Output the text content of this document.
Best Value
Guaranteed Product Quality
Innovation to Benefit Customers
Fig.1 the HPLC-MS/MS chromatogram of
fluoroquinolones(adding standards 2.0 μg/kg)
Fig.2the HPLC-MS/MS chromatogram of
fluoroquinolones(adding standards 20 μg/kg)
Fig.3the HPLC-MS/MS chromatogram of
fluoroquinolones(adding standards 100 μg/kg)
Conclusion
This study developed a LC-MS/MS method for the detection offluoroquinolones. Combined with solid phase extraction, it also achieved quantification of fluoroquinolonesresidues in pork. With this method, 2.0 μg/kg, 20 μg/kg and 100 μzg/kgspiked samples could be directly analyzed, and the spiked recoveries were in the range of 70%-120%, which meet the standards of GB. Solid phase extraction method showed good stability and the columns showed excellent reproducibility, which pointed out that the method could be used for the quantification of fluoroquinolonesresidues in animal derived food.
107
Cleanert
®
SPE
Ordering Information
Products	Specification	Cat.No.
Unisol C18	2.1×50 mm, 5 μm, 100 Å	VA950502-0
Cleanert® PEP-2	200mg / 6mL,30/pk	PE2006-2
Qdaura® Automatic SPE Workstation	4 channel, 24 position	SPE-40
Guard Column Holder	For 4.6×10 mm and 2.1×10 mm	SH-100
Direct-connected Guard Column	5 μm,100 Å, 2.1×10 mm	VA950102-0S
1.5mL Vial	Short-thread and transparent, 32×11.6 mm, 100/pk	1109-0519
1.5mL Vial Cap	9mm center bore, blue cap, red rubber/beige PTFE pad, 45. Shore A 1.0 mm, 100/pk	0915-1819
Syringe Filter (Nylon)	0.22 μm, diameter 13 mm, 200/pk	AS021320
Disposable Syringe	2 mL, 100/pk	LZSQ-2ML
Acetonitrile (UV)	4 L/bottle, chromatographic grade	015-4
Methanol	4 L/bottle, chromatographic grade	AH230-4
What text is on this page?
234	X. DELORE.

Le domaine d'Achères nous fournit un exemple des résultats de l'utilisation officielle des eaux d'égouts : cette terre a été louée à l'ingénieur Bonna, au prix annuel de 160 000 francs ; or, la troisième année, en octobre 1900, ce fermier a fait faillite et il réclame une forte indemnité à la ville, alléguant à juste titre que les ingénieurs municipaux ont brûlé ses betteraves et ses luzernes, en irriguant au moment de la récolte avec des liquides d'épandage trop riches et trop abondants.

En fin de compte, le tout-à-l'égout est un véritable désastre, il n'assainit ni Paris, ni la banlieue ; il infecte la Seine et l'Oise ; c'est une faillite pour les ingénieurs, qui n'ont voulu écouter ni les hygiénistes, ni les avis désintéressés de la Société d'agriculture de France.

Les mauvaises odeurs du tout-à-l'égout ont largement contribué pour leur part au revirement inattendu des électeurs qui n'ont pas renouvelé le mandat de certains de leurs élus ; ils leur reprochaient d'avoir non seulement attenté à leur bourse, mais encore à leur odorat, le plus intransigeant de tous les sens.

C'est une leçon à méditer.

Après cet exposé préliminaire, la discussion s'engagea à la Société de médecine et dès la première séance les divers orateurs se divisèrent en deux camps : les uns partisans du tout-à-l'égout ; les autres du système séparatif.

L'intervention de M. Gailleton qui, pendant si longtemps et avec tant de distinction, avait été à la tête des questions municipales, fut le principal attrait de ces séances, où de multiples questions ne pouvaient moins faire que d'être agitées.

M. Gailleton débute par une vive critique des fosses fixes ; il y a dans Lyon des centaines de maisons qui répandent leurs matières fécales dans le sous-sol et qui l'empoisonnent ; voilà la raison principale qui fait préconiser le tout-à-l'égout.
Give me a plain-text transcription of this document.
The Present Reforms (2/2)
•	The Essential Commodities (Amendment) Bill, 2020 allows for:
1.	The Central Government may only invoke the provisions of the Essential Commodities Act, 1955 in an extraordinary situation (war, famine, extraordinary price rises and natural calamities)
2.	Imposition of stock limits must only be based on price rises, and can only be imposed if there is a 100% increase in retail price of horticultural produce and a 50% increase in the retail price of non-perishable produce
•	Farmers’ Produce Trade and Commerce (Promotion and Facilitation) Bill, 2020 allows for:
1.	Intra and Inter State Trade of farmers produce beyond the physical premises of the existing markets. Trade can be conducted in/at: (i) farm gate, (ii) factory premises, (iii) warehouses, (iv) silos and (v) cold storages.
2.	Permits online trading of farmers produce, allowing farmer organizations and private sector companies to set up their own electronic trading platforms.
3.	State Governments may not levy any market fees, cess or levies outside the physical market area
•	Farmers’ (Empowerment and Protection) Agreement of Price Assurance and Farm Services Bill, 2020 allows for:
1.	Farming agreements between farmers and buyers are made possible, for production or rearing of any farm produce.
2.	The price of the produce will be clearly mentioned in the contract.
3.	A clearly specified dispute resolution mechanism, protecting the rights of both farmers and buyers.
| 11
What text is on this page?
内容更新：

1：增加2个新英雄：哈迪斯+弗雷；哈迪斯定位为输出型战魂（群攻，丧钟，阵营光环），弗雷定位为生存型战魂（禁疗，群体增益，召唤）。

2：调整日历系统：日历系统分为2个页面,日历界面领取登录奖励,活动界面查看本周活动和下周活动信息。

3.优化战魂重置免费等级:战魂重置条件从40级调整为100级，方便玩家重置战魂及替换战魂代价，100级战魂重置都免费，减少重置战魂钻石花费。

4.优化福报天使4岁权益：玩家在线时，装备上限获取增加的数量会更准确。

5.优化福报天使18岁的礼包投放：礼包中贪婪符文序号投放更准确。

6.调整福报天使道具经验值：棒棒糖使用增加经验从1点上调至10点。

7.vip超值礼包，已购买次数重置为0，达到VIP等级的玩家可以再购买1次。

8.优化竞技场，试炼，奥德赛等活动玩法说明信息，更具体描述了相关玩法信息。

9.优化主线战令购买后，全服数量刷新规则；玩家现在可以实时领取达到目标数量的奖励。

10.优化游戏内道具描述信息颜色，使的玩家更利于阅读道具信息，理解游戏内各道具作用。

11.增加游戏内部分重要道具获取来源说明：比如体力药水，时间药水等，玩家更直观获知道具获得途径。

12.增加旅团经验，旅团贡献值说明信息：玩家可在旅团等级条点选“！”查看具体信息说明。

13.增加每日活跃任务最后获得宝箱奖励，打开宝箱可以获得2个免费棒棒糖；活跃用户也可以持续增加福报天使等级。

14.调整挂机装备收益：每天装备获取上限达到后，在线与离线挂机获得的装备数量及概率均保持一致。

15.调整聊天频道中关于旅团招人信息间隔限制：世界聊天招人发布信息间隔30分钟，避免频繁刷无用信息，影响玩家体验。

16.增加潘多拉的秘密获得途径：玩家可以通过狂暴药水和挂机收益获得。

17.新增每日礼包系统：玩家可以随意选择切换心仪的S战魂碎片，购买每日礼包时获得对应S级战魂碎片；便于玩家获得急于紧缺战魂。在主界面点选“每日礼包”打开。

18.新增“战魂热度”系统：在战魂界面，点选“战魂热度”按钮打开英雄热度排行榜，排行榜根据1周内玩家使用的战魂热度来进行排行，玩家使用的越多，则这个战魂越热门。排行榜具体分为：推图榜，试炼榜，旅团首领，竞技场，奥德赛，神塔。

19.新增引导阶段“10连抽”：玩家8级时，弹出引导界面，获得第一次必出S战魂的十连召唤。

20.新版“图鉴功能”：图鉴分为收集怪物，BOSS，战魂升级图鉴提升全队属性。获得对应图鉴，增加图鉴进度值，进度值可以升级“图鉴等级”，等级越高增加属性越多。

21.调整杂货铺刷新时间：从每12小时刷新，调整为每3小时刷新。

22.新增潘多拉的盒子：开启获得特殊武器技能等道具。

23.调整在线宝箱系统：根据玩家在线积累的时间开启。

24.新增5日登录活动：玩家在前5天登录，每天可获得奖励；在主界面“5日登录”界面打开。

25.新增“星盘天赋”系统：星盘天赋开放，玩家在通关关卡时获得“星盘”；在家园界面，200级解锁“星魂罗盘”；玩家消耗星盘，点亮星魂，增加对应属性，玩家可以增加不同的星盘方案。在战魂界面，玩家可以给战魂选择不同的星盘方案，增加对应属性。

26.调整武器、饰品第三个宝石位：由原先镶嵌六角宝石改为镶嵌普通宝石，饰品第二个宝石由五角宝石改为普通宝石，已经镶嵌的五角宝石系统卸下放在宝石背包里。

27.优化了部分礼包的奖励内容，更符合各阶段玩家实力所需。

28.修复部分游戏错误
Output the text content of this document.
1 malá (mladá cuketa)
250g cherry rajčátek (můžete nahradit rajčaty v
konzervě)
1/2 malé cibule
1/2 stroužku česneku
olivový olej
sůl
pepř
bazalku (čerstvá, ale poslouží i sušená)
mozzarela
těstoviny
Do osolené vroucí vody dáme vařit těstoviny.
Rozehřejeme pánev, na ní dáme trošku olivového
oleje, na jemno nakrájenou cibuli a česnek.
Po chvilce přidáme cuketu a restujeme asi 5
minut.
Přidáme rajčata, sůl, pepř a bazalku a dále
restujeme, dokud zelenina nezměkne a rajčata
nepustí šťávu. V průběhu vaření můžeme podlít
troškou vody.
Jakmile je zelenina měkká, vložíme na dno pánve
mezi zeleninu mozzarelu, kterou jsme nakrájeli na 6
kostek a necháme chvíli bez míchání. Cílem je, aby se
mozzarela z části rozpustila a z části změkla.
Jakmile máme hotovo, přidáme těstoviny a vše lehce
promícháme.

--

### Given instruction:
Identify which lines contain the word "ingénieurs" and copy each one.

### Finished task:
Le domaine d'Achères nous fournit un exemple des résultats de l'utilisation officielle des eaux d'égouts : cette terre a été louée à l'ingénieur Bonna, au prix annuel de 160 000 francs ; or, la troisième année, en octobre 1900, ce fermier a fait faillite et il réclame une forte indemnité à la ville, alléguant à juste titre que les ingénieurs municipaux ont brûlé ses betteraves et ses luzernes, en irriguant au moment de la récolte avec des liquides d'épandage trop riches et trop abondants.
En fin de compte, le tout-à-l'égout est un véritable désastre, il n'assainit ni Paris, ni la banlieue ; il infecte la Seine et l'Oise ; c'est une faillite pour les ingénieurs, qui n'ont voulu écouter ni les hygiénistes, ni les avis désintéressés de la Société d'agriculture de France.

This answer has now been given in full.